Source records
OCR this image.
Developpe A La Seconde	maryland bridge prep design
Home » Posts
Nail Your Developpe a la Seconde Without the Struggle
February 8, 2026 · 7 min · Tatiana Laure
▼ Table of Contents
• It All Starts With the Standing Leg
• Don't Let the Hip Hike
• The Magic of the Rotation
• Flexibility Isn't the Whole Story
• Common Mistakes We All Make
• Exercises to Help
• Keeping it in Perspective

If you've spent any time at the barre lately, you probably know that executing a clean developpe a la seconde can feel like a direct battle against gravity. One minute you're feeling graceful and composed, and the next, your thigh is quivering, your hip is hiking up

EXERCISE TASK
Transcribe the material above word for word.

RESPONSE TO THE EXERCISE
OCR this image.
Developpe A La Seconde	maryland bridge prep design
Home » Posts
Nail Your Developpe a la Seconde Without the Struggle
February 8, 2026 · 7 min · Tatiana Laure
▼ Table of Contents
• It All Starts With the Standing Leg
• Don't Let the Hip Hike
• The Magic of the Rotation
• Flexibility Isn't the Whole Story
• Common Mistakes We All Make
• Exercises to Help
• Keeping it in Perspective

If you've spent any time at the barre lately, you probably know that executing a clean developpe a la seconde can feel like a direct battle against gravity. One minute you're feeling graceful and composed, and the next, your thigh is quivering, your hip is hiking up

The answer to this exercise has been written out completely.